— START RECORDED INFORMATION —

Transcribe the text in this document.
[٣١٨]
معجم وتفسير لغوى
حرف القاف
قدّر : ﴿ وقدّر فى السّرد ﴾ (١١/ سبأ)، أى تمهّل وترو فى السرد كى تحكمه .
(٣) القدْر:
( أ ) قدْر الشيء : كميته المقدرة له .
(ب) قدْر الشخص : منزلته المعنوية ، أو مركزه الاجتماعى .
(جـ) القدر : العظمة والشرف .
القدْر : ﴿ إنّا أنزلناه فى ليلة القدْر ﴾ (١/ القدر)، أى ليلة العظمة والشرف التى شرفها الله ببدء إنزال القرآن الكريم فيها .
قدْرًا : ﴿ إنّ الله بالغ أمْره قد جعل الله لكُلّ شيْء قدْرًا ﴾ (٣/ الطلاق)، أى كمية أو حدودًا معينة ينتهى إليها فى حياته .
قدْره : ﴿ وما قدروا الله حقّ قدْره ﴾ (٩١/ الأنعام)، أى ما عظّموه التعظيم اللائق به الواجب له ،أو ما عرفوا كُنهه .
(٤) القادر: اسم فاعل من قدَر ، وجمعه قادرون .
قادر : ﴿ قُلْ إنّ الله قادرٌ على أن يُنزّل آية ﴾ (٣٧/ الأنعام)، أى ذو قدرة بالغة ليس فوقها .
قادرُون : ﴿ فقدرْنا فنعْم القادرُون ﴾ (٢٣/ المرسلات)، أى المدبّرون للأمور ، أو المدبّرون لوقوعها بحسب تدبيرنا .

— END RECORDED INFORMATION —

• INSTRUCTIONS TO FOLLOW
All of the entries should be written out again exactly.

• RESULT BELOW
Transcribe the text in this document.
[٣١٨]
معجم وتفسير لغوى
حرف القاف
قدّر : ﴿ وقدّر فى السّرد ﴾ (١١/ سبأ)، أى تمهّل وترو فى السرد كى تحكمه .
(٣) القدْر:
( أ ) قدْر الشيء : كميته المقدرة له .
(ب) قدْر الشخص : منزلته المعنوية ، أو مركزه الاجتماعى .
(جـ) القدر : العظمة والشرف .
القدْر : ﴿ إنّا أنزلناه فى ليلة القدْر ﴾ (١/ القدر)، أى ليلة العظمة والشرف التى شرفها الله ببدء إنزال القرآن الكريم فيها .
قدْرًا : ﴿ إنّ الله بالغ أمْره قد جعل الله لكُلّ شيْء قدْرًا ﴾ (٣/ الطلاق)، أى كمية أو حدودًا معينة ينتهى إليها فى حياته .
قدْره : ﴿ وما قدروا الله حقّ قدْره ﴾ (٩١/ الأنعام)، أى ما عظّموه التعظيم اللائق به الواجب له ،أو ما عرفوا كُنهه .
(٤) القادر: اسم فاعل من قدَر ، وجمعه قادرون .
قادر : ﴿ قُلْ إنّ الله قادرٌ على أن يُنزّل آية ﴾ (٣٧/ الأنعام)، أى ذو قدرة بالغة ليس فوقها .
قادرُون : ﴿ فقدرْنا فنعْم القادرُون ﴾ (٢٣/ المرسلات)، أى المدبّرون للأمور ، أو المدبّرون لوقوعها بحسب تدبيرنا .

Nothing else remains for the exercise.